---- EXERCISE INPUTS

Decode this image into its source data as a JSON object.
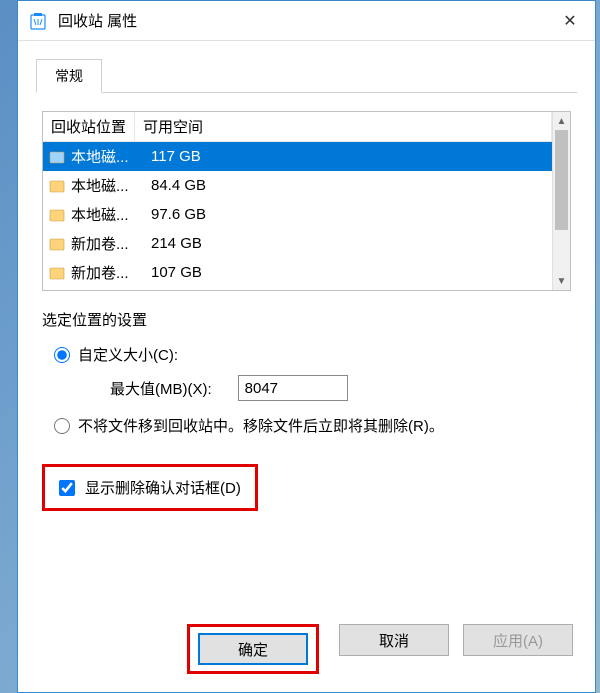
{
  "window": {
    "title": "回收站 属性"
  },
  "tabs": {
    "general": "常规"
  },
  "list": {
    "header": {
      "location": "回收站位置",
      "space": "可用空间"
    },
    "rows": [
      {
        "name": "本地磁...",
        "space": "117 GB",
        "selected": true,
        "icon": "disk"
      },
      {
        "name": "本地磁...",
        "space": "84.4 GB",
        "selected": false,
        "icon": "folder"
      },
      {
        "name": "本地磁...",
        "space": "97.6 GB",
        "selected": false,
        "icon": "folder"
      },
      {
        "name": "新加卷...",
        "space": "214 GB",
        "selected": false,
        "icon": "folder"
      },
      {
        "name": "新加卷...",
        "space": "107 GB",
        "selected": false,
        "icon": "folder"
      }
    ]
  },
  "settings": {
    "title": "选定位置的设置",
    "custom_size": "自定义大小(C):",
    "max_size_label": "最大值(MB)(X):",
    "max_size_value": "8047",
    "dont_move": "不将文件移到回收站中。移除文件后立即将其删除(R)。",
    "confirm_delete": "显示删除确认对话框(D)"
  },
  "buttons": {
    "ok": "确定",
    "cancel": "取消",
    "apply": "应用(A)"
  }
}
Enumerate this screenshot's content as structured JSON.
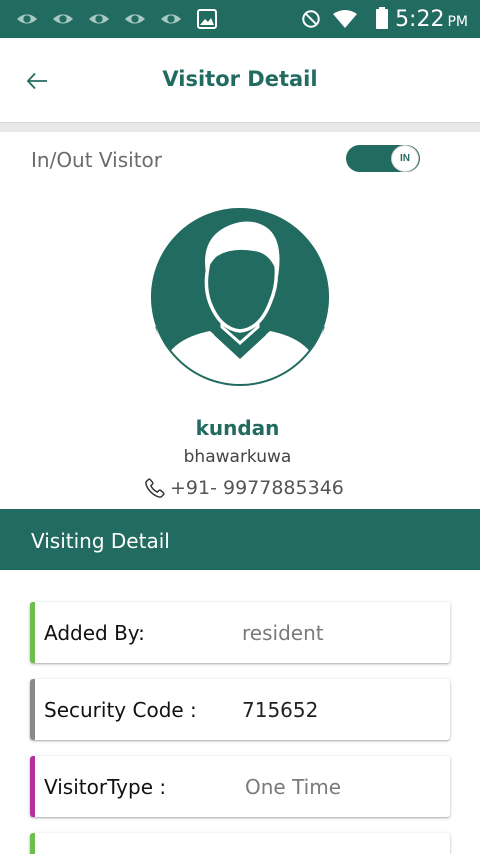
{
  "status_bar": {
    "time": "5:22",
    "ampm": "PM",
    "icons": [
      "eye-icon",
      "eye-icon",
      "eye-icon",
      "eye-icon",
      "eye-icon",
      "image-icon",
      "do-not-disturb-icon",
      "wifi-icon",
      "battery-icon"
    ]
  },
  "appbar": {
    "title": "Visitor Detail",
    "back_icon": "arrow-left-icon"
  },
  "inout": {
    "label": "In/Out Visitor",
    "toggle_text": "IN",
    "toggle_on": true
  },
  "visitor": {
    "name": "kundan",
    "place": "bhawarkuwa",
    "phone": "+91- 9977885346",
    "avatar_icon": "user-avatar-icon"
  },
  "visiting_detail": {
    "title": "Visiting Detail",
    "cards": [
      {
        "label": "Added By:",
        "value": "resident",
        "color": "#6cc04a"
      },
      {
        "label": "Security Code :",
        "value": "715652",
        "color": "#8a8a8a"
      },
      {
        "label": "VisitorType :",
        "value": "One Time",
        "color": "#b5309e"
      },
      {
        "label": "",
        "value": "",
        "color": "#6cc04a"
      }
    ]
  },
  "colors": {
    "primary": "#226b60",
    "white": "#ffffff"
  }
}
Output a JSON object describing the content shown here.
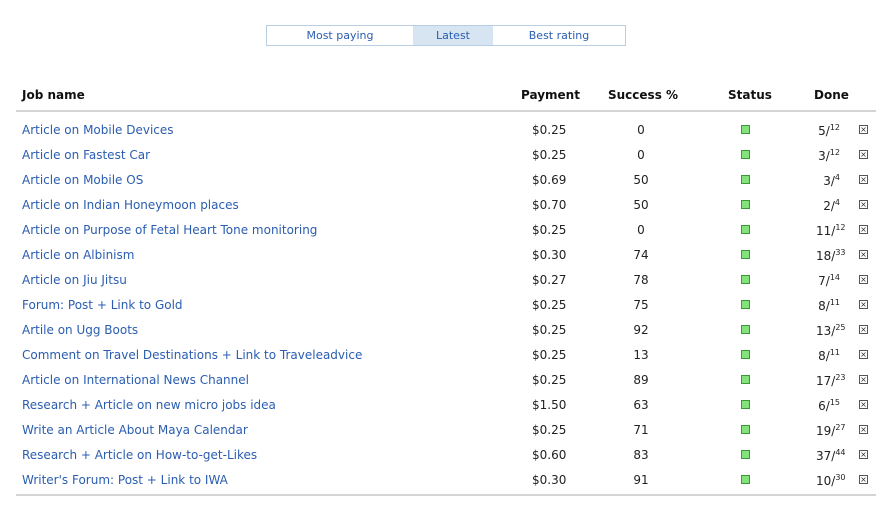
{
  "tabs": [
    {
      "label": "Most paying",
      "active": false
    },
    {
      "label": "Latest",
      "active": true
    },
    {
      "label": "Best rating",
      "active": false
    }
  ],
  "columns": {
    "job": "Job name",
    "payment": "Payment",
    "success": "Success %",
    "status": "Status",
    "done": "Done"
  },
  "rows": [
    {
      "job": "Article on Mobile Devices",
      "payment": "$0.25",
      "success": "0",
      "done": "5",
      "total": "12"
    },
    {
      "job": "Article on Fastest Car",
      "payment": "$0.25",
      "success": "0",
      "done": "3",
      "total": "12"
    },
    {
      "job": "Article on Mobile OS",
      "payment": "$0.69",
      "success": "50",
      "done": "3",
      "total": "4"
    },
    {
      "job": "Article on Indian Honeymoon places",
      "payment": "$0.70",
      "success": "50",
      "done": "2",
      "total": "4"
    },
    {
      "job": "Article on Purpose of Fetal Heart Tone monitoring",
      "payment": "$0.25",
      "success": "0",
      "done": "11",
      "total": "12"
    },
    {
      "job": "Article on Albinism",
      "payment": "$0.30",
      "success": "74",
      "done": "18",
      "total": "33"
    },
    {
      "job": "Article on Jiu Jitsu",
      "payment": "$0.27",
      "success": "78",
      "done": "7",
      "total": "14"
    },
    {
      "job": "Forum: Post + Link to Gold",
      "payment": "$0.25",
      "success": "75",
      "done": "8",
      "total": "11"
    },
    {
      "job": "Artile on Ugg Boots",
      "payment": "$0.25",
      "success": "92",
      "done": "13",
      "total": "25"
    },
    {
      "job": "Comment on Travel Destinations + Link to Traveleadvice",
      "payment": "$0.25",
      "success": "13",
      "done": "8",
      "total": "11"
    },
    {
      "job": "Article on International News Channel",
      "payment": "$0.25",
      "success": "89",
      "done": "17",
      "total": "23"
    },
    {
      "job": "Research + Article on new micro jobs idea",
      "payment": "$1.50",
      "success": "63",
      "done": "6",
      "total": "15"
    },
    {
      "job": "Write an Article About Maya Calendar",
      "payment": "$0.25",
      "success": "71",
      "done": "19",
      "total": "27"
    },
    {
      "job": "Research + Article on How-to-get-Likes",
      "payment": "$0.60",
      "success": "83",
      "done": "37",
      "total": "44"
    },
    {
      "job": "Writer's Forum: Post + Link to IWA",
      "payment": "$0.30",
      "success": "91",
      "done": "10",
      "total": "30"
    }
  ],
  "colors": {
    "link": "#2a5db0",
    "status_green": "#84e27b",
    "active_tab": "#d7e4f2"
  },
  "icons": {
    "status": "status-square-icon",
    "dismiss": "close-box-icon"
  }
}
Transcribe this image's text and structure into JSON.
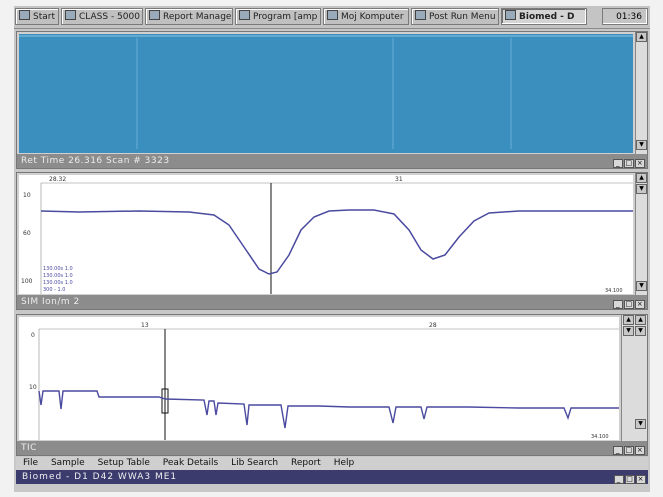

--------

GIVEN REQUEST:
Report the number of lines holding the string "Post", without any other words.

WRITTEN ANSWER:
2